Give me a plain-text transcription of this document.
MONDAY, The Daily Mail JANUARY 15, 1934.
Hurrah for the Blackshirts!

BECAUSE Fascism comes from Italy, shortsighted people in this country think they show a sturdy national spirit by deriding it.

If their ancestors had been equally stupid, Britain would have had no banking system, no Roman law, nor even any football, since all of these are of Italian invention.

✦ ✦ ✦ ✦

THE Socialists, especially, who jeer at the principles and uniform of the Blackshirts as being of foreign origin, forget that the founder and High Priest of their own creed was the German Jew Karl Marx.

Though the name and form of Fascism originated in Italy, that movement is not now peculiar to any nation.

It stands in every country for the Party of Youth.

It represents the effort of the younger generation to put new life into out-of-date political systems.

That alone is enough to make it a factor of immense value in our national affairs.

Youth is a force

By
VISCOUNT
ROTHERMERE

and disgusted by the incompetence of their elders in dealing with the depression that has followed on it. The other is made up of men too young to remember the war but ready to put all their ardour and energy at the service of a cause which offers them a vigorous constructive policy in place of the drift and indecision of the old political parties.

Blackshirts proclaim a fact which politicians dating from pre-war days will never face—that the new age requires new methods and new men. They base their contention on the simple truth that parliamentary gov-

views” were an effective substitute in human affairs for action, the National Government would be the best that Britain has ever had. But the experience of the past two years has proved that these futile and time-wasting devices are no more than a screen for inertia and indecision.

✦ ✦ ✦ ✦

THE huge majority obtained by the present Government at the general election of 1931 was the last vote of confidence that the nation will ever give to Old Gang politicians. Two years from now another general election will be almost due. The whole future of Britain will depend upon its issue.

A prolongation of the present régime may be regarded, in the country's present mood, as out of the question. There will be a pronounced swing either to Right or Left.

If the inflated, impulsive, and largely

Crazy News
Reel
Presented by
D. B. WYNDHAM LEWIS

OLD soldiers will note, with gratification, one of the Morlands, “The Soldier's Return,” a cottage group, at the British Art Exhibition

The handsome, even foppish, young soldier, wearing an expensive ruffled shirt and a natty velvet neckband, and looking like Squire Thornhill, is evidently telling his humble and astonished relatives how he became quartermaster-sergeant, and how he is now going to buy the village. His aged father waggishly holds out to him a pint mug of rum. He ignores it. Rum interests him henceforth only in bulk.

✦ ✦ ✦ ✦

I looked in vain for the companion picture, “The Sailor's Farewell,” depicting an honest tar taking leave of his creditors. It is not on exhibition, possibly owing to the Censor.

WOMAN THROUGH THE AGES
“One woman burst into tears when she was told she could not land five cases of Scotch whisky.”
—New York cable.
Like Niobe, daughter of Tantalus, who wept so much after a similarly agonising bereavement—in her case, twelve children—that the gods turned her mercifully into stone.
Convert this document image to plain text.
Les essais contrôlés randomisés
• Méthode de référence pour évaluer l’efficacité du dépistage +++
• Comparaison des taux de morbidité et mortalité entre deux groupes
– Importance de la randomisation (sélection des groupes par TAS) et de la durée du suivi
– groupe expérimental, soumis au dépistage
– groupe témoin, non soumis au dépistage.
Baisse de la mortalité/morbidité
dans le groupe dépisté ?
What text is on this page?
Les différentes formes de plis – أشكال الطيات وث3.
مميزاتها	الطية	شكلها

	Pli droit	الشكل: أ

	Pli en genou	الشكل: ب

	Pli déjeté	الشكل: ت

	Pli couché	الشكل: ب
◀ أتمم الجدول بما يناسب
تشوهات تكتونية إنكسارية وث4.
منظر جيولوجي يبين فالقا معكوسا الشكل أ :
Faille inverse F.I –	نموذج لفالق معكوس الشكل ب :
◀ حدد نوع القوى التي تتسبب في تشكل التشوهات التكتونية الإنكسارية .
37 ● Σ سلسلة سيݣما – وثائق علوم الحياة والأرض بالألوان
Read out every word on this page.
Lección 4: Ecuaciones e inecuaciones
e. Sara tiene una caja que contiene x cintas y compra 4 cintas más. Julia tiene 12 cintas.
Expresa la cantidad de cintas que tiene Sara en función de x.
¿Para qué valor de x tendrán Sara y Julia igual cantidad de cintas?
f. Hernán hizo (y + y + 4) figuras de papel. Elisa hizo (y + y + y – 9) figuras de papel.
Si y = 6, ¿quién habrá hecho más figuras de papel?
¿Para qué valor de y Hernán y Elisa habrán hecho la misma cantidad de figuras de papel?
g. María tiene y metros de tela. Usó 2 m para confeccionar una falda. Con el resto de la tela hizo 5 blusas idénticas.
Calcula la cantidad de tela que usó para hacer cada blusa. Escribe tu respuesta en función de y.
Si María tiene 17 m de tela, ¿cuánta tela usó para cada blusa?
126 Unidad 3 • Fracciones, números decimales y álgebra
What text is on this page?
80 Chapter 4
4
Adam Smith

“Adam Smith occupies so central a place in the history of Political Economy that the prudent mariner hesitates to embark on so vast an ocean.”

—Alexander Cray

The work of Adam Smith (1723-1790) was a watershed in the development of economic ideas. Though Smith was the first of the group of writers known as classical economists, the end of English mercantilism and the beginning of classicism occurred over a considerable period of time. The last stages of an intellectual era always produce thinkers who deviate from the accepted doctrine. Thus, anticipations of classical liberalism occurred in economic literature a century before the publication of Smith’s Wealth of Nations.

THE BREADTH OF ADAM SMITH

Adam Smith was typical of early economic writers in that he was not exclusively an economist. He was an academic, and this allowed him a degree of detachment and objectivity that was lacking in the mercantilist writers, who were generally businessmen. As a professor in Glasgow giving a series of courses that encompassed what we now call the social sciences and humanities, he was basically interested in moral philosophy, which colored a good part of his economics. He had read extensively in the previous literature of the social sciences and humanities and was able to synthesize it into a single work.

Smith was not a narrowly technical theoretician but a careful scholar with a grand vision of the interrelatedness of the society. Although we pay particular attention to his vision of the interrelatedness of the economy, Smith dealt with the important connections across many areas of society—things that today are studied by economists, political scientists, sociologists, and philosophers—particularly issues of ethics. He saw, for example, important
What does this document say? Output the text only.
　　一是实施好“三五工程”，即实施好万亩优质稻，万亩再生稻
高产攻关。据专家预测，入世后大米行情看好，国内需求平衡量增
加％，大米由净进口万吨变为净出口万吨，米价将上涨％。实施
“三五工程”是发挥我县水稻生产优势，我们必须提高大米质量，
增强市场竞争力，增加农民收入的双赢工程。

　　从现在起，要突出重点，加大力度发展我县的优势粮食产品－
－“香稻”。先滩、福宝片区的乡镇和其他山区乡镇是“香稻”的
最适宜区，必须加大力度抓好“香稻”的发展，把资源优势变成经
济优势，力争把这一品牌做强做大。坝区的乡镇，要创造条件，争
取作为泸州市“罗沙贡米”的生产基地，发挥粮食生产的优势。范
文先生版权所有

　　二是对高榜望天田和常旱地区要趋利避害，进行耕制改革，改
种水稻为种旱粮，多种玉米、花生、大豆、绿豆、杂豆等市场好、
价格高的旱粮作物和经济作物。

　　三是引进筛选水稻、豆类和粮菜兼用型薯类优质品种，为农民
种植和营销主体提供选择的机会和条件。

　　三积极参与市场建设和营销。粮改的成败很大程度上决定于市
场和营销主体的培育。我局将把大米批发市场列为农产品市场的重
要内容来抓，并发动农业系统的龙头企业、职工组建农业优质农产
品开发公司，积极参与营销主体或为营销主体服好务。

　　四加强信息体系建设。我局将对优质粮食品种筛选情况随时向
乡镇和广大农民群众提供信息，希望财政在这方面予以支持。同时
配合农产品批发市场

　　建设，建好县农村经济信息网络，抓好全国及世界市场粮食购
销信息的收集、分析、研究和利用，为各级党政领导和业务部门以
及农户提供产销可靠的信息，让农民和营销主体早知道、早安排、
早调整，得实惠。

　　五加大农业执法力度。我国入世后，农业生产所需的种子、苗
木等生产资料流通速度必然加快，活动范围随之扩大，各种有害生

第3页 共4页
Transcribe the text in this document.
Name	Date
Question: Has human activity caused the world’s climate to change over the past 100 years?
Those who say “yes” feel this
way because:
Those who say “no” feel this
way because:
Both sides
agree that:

# # #

Copy out every line from the material above in which the word "text" appears.

EXERCISE RESPONSE »
Give me a plain-text transcription of this document.
Convert this document image to plain text.
What text is on this page?
What text is on this page?
What does this document say? Output the text only.
Transcribe the text in this document.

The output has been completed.